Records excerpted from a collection
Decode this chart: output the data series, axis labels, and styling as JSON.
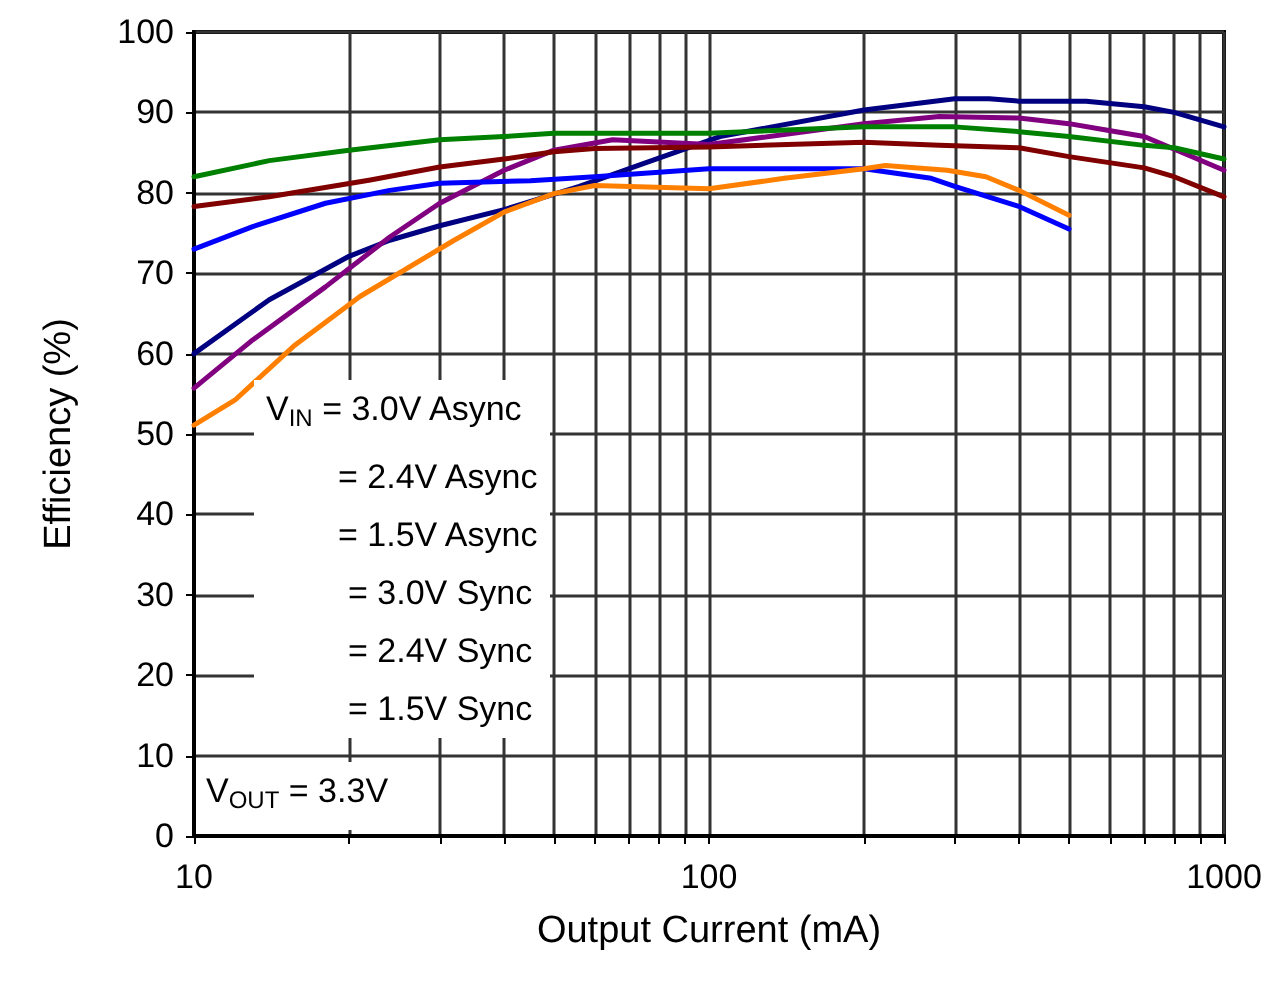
{
  "chart_data": {
    "type": "line",
    "xlabel": "Output Current (mA)",
    "ylabel": "Efficiency (%)",
    "log": "x",
    "xlim": [
      10,
      1000
    ],
    "xticks": [
      10,
      {
        "value": 20,
        "label": null
      },
      {
        "value": 30,
        "label": null
      },
      {
        "value": 40,
        "label": null
      },
      {
        "value": 50,
        "label": null
      },
      {
        "value": 60,
        "label": null
      },
      {
        "value": 70,
        "label": null
      },
      {
        "value": 80,
        "label": null
      },
      {
        "value": 90,
        "label": null
      },
      100,
      {
        "value": 200,
        "label": null
      },
      {
        "value": 300,
        "label": null
      },
      {
        "value": 400,
        "label": null
      },
      {
        "value": 500,
        "label": null
      },
      {
        "value": 600,
        "label": null
      },
      {
        "value": 700,
        "label": null
      },
      {
        "value": 800,
        "label": null
      },
      {
        "value": 900,
        "label": null
      },
      1000
    ],
    "ylim": [
      0,
      100
    ],
    "yticks": [
      0,
      10,
      20,
      30,
      40,
      50,
      60,
      70,
      80,
      90,
      100
    ],
    "grid": true,
    "marker": "none",
    "line_style": "solid",
    "series": [
      {
        "color": "#000080",
        "x": [
          10,
          14,
          20,
          24,
          30,
          40,
          56,
          75,
          105,
          200,
          300,
          350,
          400,
          540,
          700,
          800,
          1000
        ],
        "values": [
          60,
          66.7,
          72.1,
          74.1,
          75.9,
          77.9,
          80.8,
          83.7,
          87,
          90.3,
          91.7,
          91.7,
          91.4,
          91.4,
          90.7,
          90,
          88.2
        ]
      },
      {
        "color": "#800080",
        "x": [
          10,
          13,
          18,
          24,
          30,
          40,
          50,
          65,
          100,
          200,
          280,
          400,
          500,
          590,
          700,
          1000
        ],
        "values": [
          55.7,
          61.7,
          68.3,
          74.5,
          78.7,
          82.8,
          85.3,
          86.6,
          86,
          88.6,
          89.5,
          89.3,
          88.6,
          87.8,
          87,
          82.8
        ]
      },
      {
        "color": "#008000",
        "x": [
          10,
          14,
          20,
          30,
          40,
          50,
          100,
          200,
          300,
          400,
          500,
          700,
          800,
          1000
        ],
        "values": [
          82,
          84,
          85.3,
          86.6,
          87,
          87.4,
          87.4,
          88.2,
          88.2,
          87.6,
          87,
          85.9,
          85.6,
          84.2
        ]
      },
      {
        "color": "#800000",
        "x": [
          10,
          14,
          22,
          30,
          40,
          50,
          60,
          100,
          200,
          280,
          400,
          500,
          700,
          800,
          1000
        ],
        "values": [
          78.3,
          79.5,
          81.6,
          83.2,
          84.2,
          85.1,
          85.5,
          85.7,
          86.3,
          85.9,
          85.6,
          84.5,
          83.1,
          82,
          79.5
        ]
      },
      {
        "color": "#0000ff",
        "x": [
          10,
          13,
          18,
          24,
          30,
          45,
          60,
          100,
          200,
          270,
          300,
          400,
          500
        ],
        "values": [
          73,
          75.8,
          78.7,
          80.3,
          81.2,
          81.5,
          82,
          83,
          83,
          81.8,
          80.8,
          78.3,
          75.5
        ]
      },
      {
        "color": "#ff8000",
        "x": [
          10,
          12,
          15.6,
          21,
          32,
          40,
          50,
          60,
          100,
          140,
          200,
          220,
          290,
          345,
          400,
          500
        ],
        "values": [
          51.1,
          54.2,
          60.9,
          67.1,
          74.1,
          77.6,
          79.9,
          80.9,
          80.5,
          81.8,
          83,
          83.4,
          82.8,
          82,
          80.3,
          77.2
        ]
      }
    ],
    "annotations": [
      "V$_{IN}$ = 3.0V Async",
      "= 2.4V Async",
      "= 1.5V Async",
      "= 3.0V Sync",
      "= 2.4V Sync",
      "= 1.5V Sync",
      "V$_{OUT}$ = 3.3V"
    ]
  }
}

**PROBLEM TO SOLVE:**
Write out every line of the entries that holds the word "series".

**IN RESPONSE:**
Decode this chart: output the data series, axis labels, and styling as JSON.
    "series": [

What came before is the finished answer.